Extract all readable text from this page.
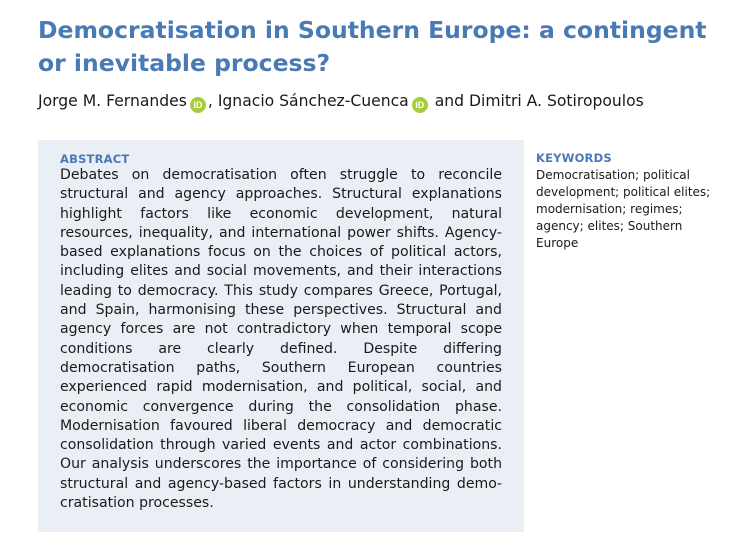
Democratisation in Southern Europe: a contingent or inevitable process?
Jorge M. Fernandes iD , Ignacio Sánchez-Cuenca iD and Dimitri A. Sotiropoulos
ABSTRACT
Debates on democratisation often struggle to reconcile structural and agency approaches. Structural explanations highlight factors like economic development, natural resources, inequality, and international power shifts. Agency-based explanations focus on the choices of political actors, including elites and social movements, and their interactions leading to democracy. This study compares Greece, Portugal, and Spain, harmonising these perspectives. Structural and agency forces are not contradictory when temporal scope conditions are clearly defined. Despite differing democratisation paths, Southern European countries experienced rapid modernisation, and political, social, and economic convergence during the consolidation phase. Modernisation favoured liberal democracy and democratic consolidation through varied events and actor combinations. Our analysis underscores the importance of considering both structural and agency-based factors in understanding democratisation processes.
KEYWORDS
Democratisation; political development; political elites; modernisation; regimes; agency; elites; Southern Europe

::::

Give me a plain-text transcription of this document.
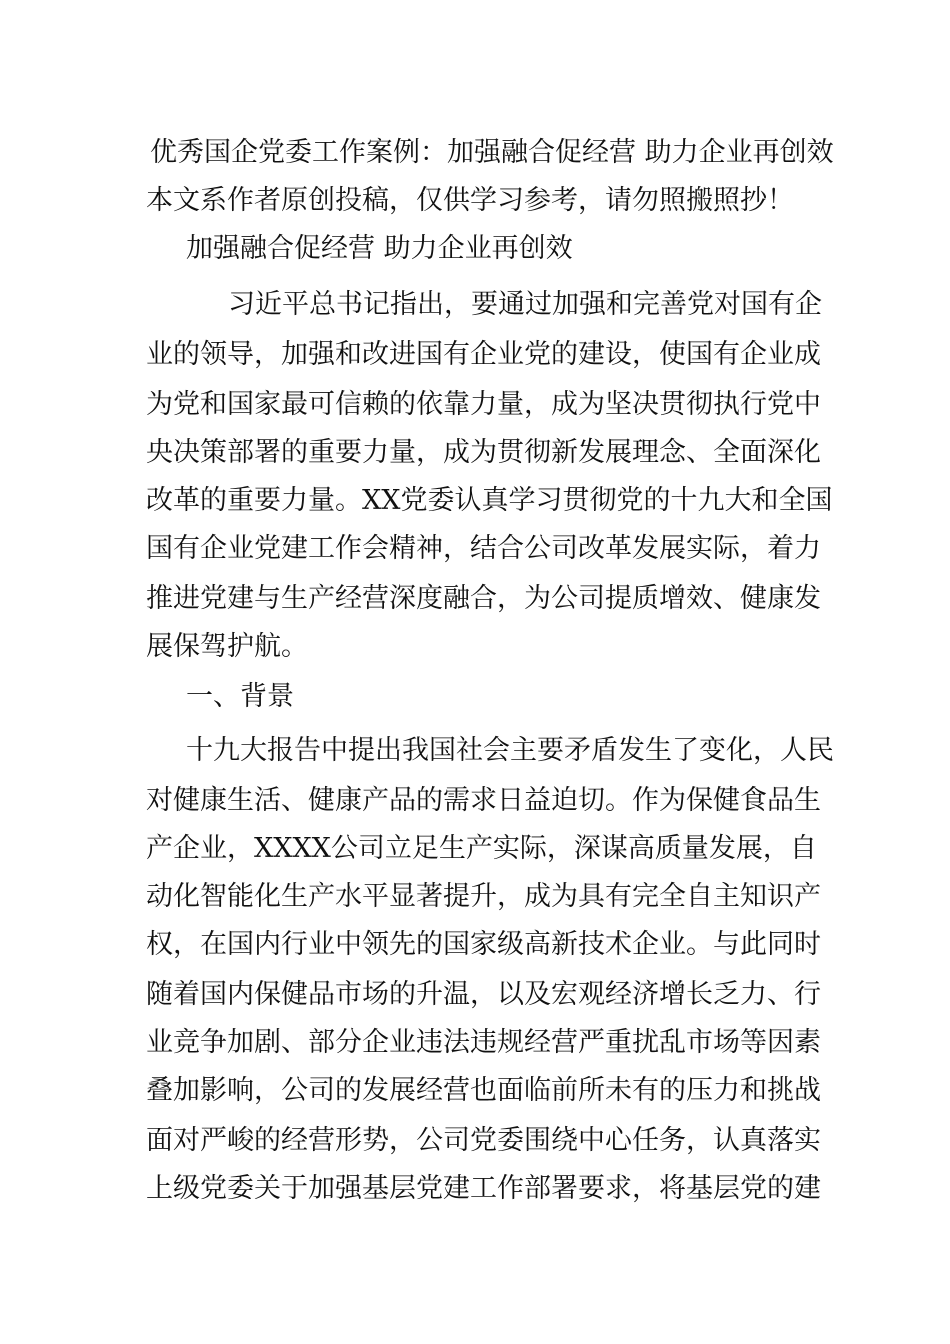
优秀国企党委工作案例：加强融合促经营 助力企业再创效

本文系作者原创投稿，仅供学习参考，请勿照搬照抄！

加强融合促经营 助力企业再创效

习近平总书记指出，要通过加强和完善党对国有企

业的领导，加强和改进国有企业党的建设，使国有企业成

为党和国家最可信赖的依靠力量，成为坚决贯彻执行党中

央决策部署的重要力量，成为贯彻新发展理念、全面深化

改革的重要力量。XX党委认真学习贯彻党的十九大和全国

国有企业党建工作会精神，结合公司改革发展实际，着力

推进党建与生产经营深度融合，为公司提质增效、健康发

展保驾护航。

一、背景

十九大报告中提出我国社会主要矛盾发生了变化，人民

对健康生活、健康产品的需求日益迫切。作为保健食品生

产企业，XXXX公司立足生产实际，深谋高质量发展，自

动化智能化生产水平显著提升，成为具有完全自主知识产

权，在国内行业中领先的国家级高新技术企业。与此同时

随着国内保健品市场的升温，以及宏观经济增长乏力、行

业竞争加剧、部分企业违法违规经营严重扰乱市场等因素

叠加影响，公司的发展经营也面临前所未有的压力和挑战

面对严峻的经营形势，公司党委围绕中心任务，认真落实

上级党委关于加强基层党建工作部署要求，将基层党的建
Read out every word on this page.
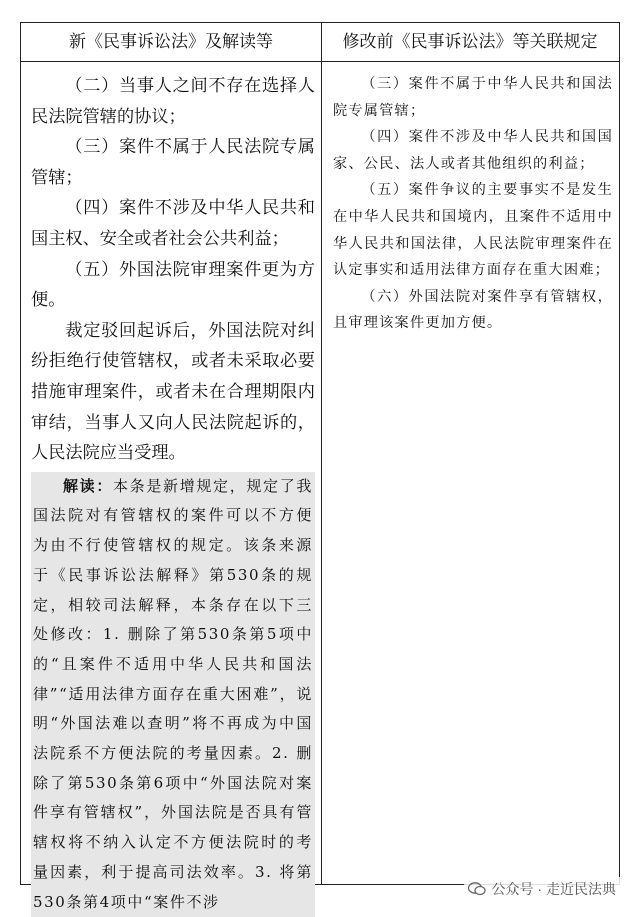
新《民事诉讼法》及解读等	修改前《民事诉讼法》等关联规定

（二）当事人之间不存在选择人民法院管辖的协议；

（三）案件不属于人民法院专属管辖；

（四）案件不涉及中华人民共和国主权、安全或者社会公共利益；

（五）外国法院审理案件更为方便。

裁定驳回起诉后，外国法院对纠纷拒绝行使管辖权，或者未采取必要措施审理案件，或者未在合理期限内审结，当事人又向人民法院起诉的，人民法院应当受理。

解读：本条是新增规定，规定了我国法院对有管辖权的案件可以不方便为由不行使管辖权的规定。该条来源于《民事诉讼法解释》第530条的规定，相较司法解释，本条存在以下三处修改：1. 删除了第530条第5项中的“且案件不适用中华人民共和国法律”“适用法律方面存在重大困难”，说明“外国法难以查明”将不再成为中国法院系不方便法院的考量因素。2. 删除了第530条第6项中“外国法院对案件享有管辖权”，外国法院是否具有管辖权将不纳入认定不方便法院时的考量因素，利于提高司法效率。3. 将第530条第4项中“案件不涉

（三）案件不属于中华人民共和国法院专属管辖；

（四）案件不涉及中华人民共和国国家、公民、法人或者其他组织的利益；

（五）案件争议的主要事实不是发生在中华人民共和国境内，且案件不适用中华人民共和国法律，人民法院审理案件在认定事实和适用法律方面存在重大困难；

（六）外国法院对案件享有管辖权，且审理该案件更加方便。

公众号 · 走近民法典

::::

Problem requirements. Gather each line from the listing above that holds "Southern".

Exercise solution.
Democratisation in Southern Europe: a contingent or inevitable process?
Debates on democratisation often struggle to reconcile structural and agency approaches. Structural explanations highlight factors like economic development, natural resources, inequality, and international power shifts. Agency-based explanations focus on the choices of political actors, including elites and social movements, and their interactions leading to democracy. This study compares Greece, Portugal, and Spain, harmonising these perspectives. Structural and agency forces are not contradictory when temporal scope conditions are clearly defined. Despite differing democratisation paths, Southern European countries experienced rapid modernisation, and political, social, and economic convergence during the consolidation phase. Modernisation favoured liberal democracy and democratic consolidation through varied events and actor combinations. Our analysis underscores the importance of considering both structural and agency-based factors in understanding democratisation processes.
Democratisation; political development; political elites; modernisation; regimes; agency; elites; Southern Europe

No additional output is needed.